◆ Short task
Can you write out all of the material below, word for word?

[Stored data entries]

━━━━━━━━━━━━━━━━━━━━

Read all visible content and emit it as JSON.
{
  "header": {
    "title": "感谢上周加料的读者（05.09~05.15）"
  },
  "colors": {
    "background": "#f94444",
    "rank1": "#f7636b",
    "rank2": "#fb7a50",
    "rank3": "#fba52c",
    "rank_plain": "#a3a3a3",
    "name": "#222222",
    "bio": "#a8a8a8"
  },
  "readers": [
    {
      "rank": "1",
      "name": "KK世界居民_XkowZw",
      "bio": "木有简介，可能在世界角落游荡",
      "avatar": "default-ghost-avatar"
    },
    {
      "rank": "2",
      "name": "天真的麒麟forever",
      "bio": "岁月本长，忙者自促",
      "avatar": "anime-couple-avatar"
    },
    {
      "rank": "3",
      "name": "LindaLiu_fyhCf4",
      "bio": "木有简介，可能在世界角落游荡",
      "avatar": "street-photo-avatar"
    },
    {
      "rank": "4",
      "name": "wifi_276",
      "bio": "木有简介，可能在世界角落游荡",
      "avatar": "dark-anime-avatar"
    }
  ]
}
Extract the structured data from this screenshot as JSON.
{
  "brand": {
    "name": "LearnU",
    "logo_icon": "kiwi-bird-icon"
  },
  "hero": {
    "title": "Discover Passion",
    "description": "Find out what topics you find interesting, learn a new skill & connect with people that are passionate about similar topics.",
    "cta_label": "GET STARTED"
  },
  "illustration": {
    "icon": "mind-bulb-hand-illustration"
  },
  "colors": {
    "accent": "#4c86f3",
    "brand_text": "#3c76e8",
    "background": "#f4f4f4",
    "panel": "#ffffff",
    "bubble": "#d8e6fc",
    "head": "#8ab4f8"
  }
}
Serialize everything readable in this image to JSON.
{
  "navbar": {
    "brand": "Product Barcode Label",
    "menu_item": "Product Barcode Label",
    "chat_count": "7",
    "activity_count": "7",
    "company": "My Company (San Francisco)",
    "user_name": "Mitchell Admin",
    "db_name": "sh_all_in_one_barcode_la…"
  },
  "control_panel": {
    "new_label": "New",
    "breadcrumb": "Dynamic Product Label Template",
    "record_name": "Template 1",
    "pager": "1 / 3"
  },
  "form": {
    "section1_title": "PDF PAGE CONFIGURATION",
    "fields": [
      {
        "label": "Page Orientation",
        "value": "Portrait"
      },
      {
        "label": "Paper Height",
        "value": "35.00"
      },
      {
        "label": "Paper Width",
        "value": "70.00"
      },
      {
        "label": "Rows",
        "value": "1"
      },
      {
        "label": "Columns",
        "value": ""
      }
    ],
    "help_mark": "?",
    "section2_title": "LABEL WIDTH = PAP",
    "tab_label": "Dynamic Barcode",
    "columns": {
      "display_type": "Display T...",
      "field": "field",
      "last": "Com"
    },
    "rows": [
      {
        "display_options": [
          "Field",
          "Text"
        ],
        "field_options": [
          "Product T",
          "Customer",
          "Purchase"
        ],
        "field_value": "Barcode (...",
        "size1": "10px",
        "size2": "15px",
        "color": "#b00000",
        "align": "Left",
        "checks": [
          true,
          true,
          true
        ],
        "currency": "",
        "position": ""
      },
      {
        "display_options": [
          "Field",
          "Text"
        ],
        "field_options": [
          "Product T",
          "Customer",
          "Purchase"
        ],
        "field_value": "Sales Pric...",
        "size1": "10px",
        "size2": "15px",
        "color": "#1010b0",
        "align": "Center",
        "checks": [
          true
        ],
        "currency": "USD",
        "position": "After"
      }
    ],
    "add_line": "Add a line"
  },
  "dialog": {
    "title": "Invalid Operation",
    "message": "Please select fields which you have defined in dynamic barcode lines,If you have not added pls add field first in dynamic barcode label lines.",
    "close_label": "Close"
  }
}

━━━━━━━━━━━━━━━━━━━━

◆ Result of this exercise
Read all visible content and emit it as JSON.
{
  "header": {
    "title": "感谢上周加料的读者（05.09~05.15）"
  },
  "colors": {
    "background": "#f94444",
    "rank1": "#f7636b",
    "rank2": "#fb7a50",
    "rank3": "#fba52c",
    "rank_plain": "#a3a3a3",
    "name": "#222222",
    "bio": "#a8a8a8"
  },
  "readers": [
    {
      "rank": "1",
      "name": "KK世界居民_XkowZw",
      "bio": "木有简介，可能在世界角落游荡",
      "avatar": "default-ghost-avatar"
    },
    {
      "rank": "2",
      "name": "天真的麒麟forever",
      "bio": "岁月本长，忙者自促",
      "avatar": "anime-couple-avatar"
    },
    {
      "rank": "3",
      "name": "LindaLiu_fyhCf4",
      "bio": "木有简介，可能在世界角落游荡",
      "avatar": "street-photo-avatar"
    },
    {
      "rank": "4",
      "name": "wifi_276",
      "bio": "木有简介，可能在世界角落游荡",
      "avatar": "dark-anime-avatar"
    }
  ]
}
Extract the structured data from this screenshot as JSON.
{
  "brand": {
    "name": "LearnU",
    "logo_icon": "kiwi-bird-icon"
  },
  "hero": {
    "title": "Discover Passion",
    "description": "Find out what topics you find interesting, learn a new skill & connect with people that are passionate about similar topics.",
    "cta_label": "GET STARTED"
  },
  "illustration": {
    "icon": "mind-bulb-hand-illustration"
  },
  "colors": {
    "accent": "#4c86f3",
    "brand_text": "#3c76e8",
    "background": "#f4f4f4",
    "panel": "#ffffff",
    "bubble": "#d8e6fc",
    "head": "#8ab4f8"
  }
}
Serialize everything readable in this image to JSON.
{
  "navbar": {
    "brand": "Product Barcode Label",
    "menu_item": "Product Barcode Label",
    "chat_count": "7",
    "activity_count": "7",
    "company": "My Company (San Francisco)",
    "user_name": "Mitchell Admin",
    "db_name": "sh_all_in_one_barcode_la…"
  },
  "control_panel": {
    "new_label": "New",
    "breadcrumb": "Dynamic Product Label Template",
    "record_name": "Template 1",
    "pager": "1 / 3"
  },
  "form": {
    "section1_title": "PDF PAGE CONFIGURATION",
    "fields": [
      {
        "label": "Page Orientation",
        "value": "Portrait"
      },
      {
        "label": "Paper Height",
        "value": "35.00"
      },
      {
        "label": "Paper Width",
        "value": "70.00"
      },
      {
        "label": "Rows",
        "value": "1"
      },
      {
        "label": "Columns",
        "value": ""
      }
    ],
    "help_mark": "?",
    "section2_title": "LABEL WIDTH = PAP",
    "tab_label": "Dynamic Barcode",
    "columns": {
      "display_type": "Display T...",
      "field": "field",
      "last": "Com"
    },
    "rows": [
      {
        "display_options": [
          "Field",
          "Text"
        ],
        "field_options": [
          "Product T",
          "Customer",
          "Purchase"
        ],
        "field_value": "Barcode (...",
        "size1": "10px",
        "size2": "15px",
        "color": "#b00000",
        "align": "Left",
        "checks": [
          true,
          true,
          true
        ],
        "currency": "",
        "position": ""
      },
      {
        "display_options": [
          "Field",
          "Text"
        ],
        "field_options": [
          "Product T",
          "Customer",
          "Purchase"
        ],
        "field_value": "Sales Pric...",
        "size1": "10px",
        "size2": "15px",
        "color": "#1010b0",
        "align": "Center",
        "checks": [
          true
        ],
        "currency": "USD",
        "position": "After"
      }
    ],
    "add_line": "Add a line"
  },
  "dialog": {
    "title": "Invalid Operation",
    "message": "Please select fields which you have defined in dynamic barcode lines,If you have not added pls add field first in dynamic barcode label lines.",
    "close_label": "Close"
  }
}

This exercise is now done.